STATED GOAL.
Give the number of lines that include the word "name", and nothing else.

RECORDS.
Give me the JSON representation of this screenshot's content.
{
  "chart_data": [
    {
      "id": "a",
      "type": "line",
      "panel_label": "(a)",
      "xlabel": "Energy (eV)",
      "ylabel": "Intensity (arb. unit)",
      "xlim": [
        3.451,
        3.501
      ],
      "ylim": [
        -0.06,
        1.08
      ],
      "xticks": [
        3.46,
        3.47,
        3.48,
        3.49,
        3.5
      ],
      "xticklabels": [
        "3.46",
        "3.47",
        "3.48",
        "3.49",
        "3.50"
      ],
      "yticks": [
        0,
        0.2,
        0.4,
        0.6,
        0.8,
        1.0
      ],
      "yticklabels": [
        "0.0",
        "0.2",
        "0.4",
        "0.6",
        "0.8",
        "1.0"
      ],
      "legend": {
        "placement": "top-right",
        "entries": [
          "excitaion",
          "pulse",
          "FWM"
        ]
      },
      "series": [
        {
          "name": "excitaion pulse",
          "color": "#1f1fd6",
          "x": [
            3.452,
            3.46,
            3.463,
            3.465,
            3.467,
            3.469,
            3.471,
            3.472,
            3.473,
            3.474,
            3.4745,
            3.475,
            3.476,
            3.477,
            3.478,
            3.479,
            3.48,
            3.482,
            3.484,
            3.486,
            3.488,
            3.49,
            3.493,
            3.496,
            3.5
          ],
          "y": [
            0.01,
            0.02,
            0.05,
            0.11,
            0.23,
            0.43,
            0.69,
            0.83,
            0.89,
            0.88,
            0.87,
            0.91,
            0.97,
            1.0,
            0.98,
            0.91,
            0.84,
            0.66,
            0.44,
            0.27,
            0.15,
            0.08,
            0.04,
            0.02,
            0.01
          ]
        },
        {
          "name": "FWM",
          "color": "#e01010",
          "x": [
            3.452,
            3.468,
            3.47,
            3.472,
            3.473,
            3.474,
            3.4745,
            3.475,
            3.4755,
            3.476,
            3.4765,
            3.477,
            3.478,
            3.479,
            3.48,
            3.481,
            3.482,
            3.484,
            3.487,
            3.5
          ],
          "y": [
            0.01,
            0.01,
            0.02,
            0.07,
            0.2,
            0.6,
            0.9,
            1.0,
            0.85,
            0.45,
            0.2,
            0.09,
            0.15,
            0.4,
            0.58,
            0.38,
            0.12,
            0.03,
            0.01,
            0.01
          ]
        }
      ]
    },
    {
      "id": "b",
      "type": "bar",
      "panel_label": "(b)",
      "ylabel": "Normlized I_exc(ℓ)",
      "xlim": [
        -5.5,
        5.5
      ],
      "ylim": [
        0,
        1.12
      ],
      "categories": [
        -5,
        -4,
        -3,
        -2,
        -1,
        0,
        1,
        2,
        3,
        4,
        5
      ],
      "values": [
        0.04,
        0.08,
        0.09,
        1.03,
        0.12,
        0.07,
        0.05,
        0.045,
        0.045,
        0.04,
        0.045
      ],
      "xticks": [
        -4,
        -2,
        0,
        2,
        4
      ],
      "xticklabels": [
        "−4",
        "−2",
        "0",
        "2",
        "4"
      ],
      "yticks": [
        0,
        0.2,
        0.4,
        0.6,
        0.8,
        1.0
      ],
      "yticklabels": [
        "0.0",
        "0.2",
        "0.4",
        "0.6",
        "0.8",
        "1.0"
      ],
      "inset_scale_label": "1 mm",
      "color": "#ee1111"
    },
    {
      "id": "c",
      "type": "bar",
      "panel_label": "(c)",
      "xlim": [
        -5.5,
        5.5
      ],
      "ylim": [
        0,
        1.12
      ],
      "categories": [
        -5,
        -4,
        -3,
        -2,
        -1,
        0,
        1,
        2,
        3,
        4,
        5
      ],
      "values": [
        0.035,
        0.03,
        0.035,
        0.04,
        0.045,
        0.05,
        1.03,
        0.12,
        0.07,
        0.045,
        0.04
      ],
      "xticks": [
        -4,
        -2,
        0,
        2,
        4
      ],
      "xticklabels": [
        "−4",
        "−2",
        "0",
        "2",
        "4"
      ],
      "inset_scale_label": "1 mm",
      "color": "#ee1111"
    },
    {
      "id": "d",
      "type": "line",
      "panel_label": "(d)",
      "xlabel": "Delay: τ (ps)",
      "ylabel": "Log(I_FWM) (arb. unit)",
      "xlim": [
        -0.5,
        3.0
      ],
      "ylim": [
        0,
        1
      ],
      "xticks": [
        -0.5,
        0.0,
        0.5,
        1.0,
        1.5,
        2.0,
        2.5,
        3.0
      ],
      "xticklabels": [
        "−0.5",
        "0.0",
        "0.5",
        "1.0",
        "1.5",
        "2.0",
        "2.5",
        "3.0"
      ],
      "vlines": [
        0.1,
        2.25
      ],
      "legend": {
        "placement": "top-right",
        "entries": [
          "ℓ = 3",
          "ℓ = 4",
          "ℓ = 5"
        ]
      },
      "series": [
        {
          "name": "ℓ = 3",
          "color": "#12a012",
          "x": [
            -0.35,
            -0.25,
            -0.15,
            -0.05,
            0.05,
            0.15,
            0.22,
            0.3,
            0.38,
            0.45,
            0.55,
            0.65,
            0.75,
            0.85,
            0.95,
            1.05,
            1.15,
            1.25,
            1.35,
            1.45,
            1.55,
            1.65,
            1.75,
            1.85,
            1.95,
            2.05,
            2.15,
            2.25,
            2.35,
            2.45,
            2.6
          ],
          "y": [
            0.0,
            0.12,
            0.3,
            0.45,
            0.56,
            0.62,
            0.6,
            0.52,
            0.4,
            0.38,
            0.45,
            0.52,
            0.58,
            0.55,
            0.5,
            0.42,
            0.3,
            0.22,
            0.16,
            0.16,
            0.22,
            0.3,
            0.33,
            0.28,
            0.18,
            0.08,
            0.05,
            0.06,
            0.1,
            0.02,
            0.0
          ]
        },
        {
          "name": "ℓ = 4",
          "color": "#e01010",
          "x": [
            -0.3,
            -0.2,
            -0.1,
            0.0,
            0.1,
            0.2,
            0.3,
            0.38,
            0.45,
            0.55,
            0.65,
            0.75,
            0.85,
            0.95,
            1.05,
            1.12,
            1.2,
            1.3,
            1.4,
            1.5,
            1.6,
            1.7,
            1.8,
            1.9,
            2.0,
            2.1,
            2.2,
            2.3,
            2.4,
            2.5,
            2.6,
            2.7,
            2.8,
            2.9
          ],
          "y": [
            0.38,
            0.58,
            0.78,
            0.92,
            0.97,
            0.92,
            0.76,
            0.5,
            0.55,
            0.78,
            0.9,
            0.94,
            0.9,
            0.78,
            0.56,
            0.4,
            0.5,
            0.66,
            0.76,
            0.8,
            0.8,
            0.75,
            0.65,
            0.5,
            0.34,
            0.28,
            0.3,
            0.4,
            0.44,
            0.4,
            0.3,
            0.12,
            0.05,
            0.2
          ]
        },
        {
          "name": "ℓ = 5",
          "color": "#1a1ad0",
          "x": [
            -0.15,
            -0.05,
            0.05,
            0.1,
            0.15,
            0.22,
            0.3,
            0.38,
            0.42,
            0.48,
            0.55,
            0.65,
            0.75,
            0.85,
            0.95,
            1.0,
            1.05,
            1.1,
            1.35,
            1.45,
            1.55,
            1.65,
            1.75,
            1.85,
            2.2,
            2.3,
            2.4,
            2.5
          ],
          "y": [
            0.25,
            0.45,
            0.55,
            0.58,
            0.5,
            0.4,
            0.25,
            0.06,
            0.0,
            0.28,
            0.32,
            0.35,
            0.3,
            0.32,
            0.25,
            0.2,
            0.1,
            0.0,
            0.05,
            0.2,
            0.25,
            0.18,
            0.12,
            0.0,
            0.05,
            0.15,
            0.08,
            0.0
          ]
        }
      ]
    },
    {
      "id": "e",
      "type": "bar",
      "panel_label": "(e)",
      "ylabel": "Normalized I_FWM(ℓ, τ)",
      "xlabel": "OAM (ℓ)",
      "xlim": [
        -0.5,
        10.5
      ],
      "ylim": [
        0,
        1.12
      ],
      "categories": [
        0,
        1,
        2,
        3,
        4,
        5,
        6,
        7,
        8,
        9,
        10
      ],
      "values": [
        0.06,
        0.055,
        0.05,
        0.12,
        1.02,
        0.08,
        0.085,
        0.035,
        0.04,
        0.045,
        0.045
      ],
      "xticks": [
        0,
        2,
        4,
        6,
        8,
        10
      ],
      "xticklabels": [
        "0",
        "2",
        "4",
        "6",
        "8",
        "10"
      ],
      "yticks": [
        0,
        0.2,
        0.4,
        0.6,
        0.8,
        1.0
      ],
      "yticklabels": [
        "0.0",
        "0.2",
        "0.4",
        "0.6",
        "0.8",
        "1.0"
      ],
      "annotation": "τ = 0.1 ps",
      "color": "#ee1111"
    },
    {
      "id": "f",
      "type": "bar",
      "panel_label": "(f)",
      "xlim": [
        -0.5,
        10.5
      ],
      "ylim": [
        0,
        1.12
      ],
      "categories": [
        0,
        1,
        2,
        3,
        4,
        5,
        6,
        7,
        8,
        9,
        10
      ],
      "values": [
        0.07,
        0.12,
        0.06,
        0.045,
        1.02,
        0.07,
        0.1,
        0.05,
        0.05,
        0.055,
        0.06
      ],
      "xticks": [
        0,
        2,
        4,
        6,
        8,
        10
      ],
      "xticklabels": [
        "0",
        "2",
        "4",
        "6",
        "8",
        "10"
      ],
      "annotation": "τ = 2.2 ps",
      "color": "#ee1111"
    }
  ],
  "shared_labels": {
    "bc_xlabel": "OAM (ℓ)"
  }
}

ANSWER TO THIS EXERCISE.
5